— start of Provided records —

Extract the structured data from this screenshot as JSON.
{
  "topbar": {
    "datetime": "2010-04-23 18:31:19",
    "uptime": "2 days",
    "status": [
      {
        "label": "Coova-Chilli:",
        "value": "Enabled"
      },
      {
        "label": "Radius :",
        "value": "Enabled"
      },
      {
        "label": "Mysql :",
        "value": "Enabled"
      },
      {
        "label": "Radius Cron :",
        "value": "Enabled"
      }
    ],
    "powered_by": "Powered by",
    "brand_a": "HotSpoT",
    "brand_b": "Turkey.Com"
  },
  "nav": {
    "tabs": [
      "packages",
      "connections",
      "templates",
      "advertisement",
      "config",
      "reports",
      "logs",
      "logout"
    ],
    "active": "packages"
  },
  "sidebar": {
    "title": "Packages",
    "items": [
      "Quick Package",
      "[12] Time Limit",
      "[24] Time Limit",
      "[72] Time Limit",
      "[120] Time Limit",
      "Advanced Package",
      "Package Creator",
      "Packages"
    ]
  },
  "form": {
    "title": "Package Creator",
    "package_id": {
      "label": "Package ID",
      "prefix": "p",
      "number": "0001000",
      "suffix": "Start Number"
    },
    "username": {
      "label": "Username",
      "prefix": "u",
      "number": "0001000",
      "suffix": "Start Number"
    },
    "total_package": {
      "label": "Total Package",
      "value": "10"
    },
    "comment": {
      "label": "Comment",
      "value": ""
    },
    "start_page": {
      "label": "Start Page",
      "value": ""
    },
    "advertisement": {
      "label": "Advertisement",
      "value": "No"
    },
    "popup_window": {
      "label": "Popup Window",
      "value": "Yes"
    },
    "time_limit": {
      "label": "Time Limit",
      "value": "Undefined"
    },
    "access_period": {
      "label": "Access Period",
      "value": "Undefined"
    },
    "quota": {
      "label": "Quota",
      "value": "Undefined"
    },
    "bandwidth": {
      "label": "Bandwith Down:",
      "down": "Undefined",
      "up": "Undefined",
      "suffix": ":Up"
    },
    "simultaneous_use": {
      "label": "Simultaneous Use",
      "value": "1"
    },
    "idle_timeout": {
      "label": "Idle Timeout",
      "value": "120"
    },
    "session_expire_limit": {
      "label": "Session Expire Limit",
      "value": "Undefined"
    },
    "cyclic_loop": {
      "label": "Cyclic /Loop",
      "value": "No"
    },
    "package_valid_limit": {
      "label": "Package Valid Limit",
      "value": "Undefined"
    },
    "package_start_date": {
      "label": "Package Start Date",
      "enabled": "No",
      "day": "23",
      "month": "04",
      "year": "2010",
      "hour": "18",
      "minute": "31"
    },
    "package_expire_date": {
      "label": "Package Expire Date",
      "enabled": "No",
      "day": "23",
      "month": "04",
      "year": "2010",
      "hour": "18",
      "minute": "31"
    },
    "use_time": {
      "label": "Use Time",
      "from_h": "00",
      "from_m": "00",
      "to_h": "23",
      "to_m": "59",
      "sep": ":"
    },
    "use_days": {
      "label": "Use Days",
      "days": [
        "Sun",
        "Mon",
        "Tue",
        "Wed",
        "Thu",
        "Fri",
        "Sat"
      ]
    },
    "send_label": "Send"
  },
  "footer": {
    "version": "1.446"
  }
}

— end of Provided records —

What to work on ::
Retype the material in full, character for character.

Full response ::
Extract the structured data from this screenshot as JSON.
{
  "topbar": {
    "datetime": "2010-04-23 18:31:19",
    "uptime": "2 days",
    "status": [
      {
        "label": "Coova-Chilli:",
        "value": "Enabled"
      },
      {
        "label": "Radius :",
        "value": "Enabled"
      },
      {
        "label": "Mysql :",
        "value": "Enabled"
      },
      {
        "label": "Radius Cron :",
        "value": "Enabled"
      }
    ],
    "powered_by": "Powered by",
    "brand_a": "HotSpoT",
    "brand_b": "Turkey.Com"
  },
  "nav": {
    "tabs": [
      "packages",
      "connections",
      "templates",
      "advertisement",
      "config",
      "reports",
      "logs",
      "logout"
    ],
    "active": "packages"
  },
  "sidebar": {
    "title": "Packages",
    "items": [
      "Quick Package",
      "[12] Time Limit",
      "[24] Time Limit",
      "[72] Time Limit",
      "[120] Time Limit",
      "Advanced Package",
      "Package Creator",
      "Packages"
    ]
  },
  "form": {
    "title": "Package Creator",
    "package_id": {
      "label": "Package ID",
      "prefix": "p",
      "number": "0001000",
      "suffix": "Start Number"
    },
    "username": {
      "label": "Username",
      "prefix": "u",
      "number": "0001000",
      "suffix": "Start Number"
    },
    "total_package": {
      "label": "Total Package",
      "value": "10"
    },
    "comment": {
      "label": "Comment",
      "value": ""
    },
    "start_page": {
      "label": "Start Page",
      "value": ""
    },
    "advertisement": {
      "label": "Advertisement",
      "value": "No"
    },
    "popup_window": {
      "label": "Popup Window",
      "value": "Yes"
    },
    "time_limit": {
      "label": "Time Limit",
      "value": "Undefined"
    },
    "access_period": {
      "label": "Access Period",
      "value": "Undefined"
    },
    "quota": {
      "label": "Quota",
      "value": "Undefined"
    },
    "bandwidth": {
      "label": "Bandwith Down:",
      "down": "Undefined",
      "up": "Undefined",
      "suffix": ":Up"
    },
    "simultaneous_use": {
      "label": "Simultaneous Use",
      "value": "1"
    },
    "idle_timeout": {
      "label": "Idle Timeout",
      "value": "120"
    },
    "session_expire_limit": {
      "label": "Session Expire Limit",
      "value": "Undefined"
    },
    "cyclic_loop": {
      "label": "Cyclic /Loop",
      "value": "No"
    },
    "package_valid_limit": {
      "label": "Package Valid Limit",
      "value": "Undefined"
    },
    "package_start_date": {
      "label": "Package Start Date",
      "enabled": "No",
      "day": "23",
      "month": "04",
      "year": "2010",
      "hour": "18",
      "minute": "31"
    },
    "package_expire_date": {
      "label": "Package Expire Date",
      "enabled": "No",
      "day": "23",
      "month": "04",
      "year": "2010",
      "hour": "18",
      "minute": "31"
    },
    "use_time": {
      "label": "Use Time",
      "from_h": "00",
      "from_m": "00",
      "to_h": "23",
      "to_m": "59",
      "sep": ":"
    },
    "use_days": {
      "label": "Use Days",
      "days": [
        "Sun",
        "Mon",
        "Tue",
        "Wed",
        "Thu",
        "Fri",
        "Sat"
      ]
    },
    "send_label": "Send"
  },
  "footer": {
    "version": "1.446"
  }
}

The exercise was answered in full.